Evidence obtained from several cell systems has indicated that programmed death of multiple lineages of cells can occur via caspase-independent routes,51,57 but the efficiency with which such cells are phagocytosed has not been investigated. Loss of function of aged platelets appears to be due to a process that closely resembles apoptosis but which is caspase-independent.58 Significantly, the phagocytic clearance of such intact effete platelets proceeds normally suggesting that caspases may be dispensable for the apoptosis-driven cell surface alterations that are required for efficient phagocytosis of apoptotic cells. In view of these findings, further investigations of the phagocytosis of cells dying through caspase-independent routes are warranted.
It has been shown in other cell types, notably hepatocytes, that deficiency in caspase-3 can cause compensatory activation of alternative caspases (−2, −6 and −7) in the initiation and execution of apoptosis.59 This, however, may be a tissue-specific phenomenon as compensatory caspase activation was not observed in thymocytes.59 Compensatory caspase activation was not investigated directly in the present studies, but it is clear that, regardless of whether compensation occurs in MCF-7 cells receiving a pro-apoptosis stimulus, certain features of the apoptosis programme – morphological and DNA-degradative changes – are not restored. By contrast, other features – including PS exposure and the capacity to be phagocytosed non-phlogistically – proceed virtually normally. Therefore, even though caspase-7 may appear structurally and, potentially, functionally similar to caspase-3 (and, when overexpressed in active form in MCF-7 cells can even enhance apoptosis almost to the levels achieved by caspase-3 60), caspase-7 activity at physiological levels in MCF-7 cells is unable to substitute for the absence of caspase-3. This may reflect the differential subcellular compartmentalisation of caspase–3 and –7.61 It is noteworthy that detailed comparison of the activities of effector caspases towards a range of key substrates cleaved during apoptosis has suggested that the so-called effector caspases –6 and –7 do little to contribute to the degradation of apoptotic cells beyond the activity of caspase-3.62 From the results of the present studies, we conclude that the biochemical pathways that lead to (at least some of) the hallmarks of apoptosis are nonredundant, run in parallel and can be uncoupled from one another.

**TASK REQUIREMENTS:**
From the passage on caspase-independent cell death and phagocytosis, reproduce word for word the part from "Evidence obtained from" to "routes are warranted.".

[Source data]
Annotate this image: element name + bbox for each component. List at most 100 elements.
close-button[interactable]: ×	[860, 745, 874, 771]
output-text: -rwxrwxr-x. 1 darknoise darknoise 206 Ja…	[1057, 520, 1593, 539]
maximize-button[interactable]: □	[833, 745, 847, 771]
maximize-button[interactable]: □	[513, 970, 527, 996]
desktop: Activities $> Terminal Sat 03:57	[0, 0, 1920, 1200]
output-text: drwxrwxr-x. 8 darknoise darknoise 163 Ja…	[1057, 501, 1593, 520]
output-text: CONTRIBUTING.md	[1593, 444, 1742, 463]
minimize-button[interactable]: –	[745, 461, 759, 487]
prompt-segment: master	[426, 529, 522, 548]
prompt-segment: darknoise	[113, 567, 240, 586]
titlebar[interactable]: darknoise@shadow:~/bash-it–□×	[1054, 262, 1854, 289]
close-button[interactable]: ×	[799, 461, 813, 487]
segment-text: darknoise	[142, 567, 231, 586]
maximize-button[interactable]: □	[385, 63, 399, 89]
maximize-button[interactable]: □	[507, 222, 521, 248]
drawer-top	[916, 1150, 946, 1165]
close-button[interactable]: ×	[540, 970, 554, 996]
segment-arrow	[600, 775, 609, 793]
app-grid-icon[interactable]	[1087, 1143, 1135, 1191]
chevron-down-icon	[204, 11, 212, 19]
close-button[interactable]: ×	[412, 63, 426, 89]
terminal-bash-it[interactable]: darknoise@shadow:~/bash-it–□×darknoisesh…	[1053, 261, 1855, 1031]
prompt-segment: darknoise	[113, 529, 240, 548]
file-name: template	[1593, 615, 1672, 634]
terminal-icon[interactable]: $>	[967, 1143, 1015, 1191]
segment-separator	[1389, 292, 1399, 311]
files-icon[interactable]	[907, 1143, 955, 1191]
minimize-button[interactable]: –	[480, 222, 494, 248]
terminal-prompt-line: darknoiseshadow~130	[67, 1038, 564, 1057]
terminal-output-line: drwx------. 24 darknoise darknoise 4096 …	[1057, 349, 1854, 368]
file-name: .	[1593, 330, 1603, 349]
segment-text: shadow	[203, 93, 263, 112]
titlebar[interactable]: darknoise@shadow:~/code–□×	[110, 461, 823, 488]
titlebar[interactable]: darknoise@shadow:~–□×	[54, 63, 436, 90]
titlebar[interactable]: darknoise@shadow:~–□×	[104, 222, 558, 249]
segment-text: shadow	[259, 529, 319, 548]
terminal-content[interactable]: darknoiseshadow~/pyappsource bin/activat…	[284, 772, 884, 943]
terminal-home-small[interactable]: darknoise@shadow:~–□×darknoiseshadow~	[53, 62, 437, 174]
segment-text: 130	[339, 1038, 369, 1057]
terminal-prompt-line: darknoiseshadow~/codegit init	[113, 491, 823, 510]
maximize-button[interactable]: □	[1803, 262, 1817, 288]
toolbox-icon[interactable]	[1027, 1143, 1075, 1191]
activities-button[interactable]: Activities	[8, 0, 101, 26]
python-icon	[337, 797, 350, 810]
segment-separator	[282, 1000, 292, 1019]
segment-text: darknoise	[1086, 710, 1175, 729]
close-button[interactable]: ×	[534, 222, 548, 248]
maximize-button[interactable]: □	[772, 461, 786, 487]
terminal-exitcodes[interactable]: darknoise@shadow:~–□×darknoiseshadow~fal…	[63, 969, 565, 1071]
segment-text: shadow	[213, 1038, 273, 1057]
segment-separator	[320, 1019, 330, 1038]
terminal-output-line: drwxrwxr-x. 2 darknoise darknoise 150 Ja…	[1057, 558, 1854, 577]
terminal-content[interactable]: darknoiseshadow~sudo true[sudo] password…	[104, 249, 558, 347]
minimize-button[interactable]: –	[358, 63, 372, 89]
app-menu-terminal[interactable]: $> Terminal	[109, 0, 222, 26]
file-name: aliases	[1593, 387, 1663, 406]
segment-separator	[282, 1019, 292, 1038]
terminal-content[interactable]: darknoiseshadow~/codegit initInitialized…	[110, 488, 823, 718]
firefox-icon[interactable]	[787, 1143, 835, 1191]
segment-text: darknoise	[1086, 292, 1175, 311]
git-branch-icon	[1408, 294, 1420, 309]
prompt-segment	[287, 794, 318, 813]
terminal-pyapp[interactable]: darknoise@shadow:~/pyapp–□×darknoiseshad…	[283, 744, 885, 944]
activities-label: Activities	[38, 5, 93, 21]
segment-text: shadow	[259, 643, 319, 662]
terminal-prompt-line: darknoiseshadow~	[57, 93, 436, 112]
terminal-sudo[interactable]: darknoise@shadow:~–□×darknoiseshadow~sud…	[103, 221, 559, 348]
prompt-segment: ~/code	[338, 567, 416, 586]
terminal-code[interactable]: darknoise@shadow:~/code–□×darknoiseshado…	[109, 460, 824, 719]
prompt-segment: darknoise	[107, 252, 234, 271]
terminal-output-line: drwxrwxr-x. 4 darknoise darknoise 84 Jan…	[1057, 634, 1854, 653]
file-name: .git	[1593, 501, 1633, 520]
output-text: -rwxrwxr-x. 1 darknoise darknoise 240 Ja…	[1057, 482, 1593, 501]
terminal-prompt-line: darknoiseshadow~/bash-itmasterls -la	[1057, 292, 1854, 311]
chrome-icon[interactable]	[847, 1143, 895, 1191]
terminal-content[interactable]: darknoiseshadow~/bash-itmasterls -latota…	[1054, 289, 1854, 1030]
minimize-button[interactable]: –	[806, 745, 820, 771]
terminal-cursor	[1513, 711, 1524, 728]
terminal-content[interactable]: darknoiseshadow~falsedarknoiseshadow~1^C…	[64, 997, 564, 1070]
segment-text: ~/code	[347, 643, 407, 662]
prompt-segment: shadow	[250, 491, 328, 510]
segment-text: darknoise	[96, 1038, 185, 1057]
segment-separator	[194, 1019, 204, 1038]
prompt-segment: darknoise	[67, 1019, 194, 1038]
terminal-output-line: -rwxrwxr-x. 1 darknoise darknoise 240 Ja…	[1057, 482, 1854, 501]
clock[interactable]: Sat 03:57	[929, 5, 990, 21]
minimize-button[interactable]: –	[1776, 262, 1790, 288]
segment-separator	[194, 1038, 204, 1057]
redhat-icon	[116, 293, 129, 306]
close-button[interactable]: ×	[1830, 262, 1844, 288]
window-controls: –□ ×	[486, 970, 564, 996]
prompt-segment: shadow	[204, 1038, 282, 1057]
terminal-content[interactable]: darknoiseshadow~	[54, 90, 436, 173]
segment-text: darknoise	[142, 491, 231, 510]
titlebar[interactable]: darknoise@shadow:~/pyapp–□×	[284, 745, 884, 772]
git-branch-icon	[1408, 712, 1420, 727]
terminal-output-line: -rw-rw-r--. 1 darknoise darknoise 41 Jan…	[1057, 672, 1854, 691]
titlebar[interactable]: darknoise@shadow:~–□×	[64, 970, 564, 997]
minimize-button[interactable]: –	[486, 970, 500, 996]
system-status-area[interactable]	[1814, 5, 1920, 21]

**YOUR RESPONSE:**
Evidence obtained from several cell systems has indicated that programmed death of multiple lineages of cells can occur via caspase-independent routes,51,57 but the efficiency with which such cells are phagocytosed has not been investigated. Loss of function of aged platelets appears to be due to a process that closely resembles apoptosis but which is caspase-independent.58 Significantly, the phagocytic clearance of such intact effete platelets proceeds normally suggesting that caspases may be dispensable for the apoptosis-driven cell surface alterations that are required for efficient phagocytosis of apoptotic cells. In view of these findings, further investigations of the phagocytosis of cells dying through caspase-independent routes are warranted.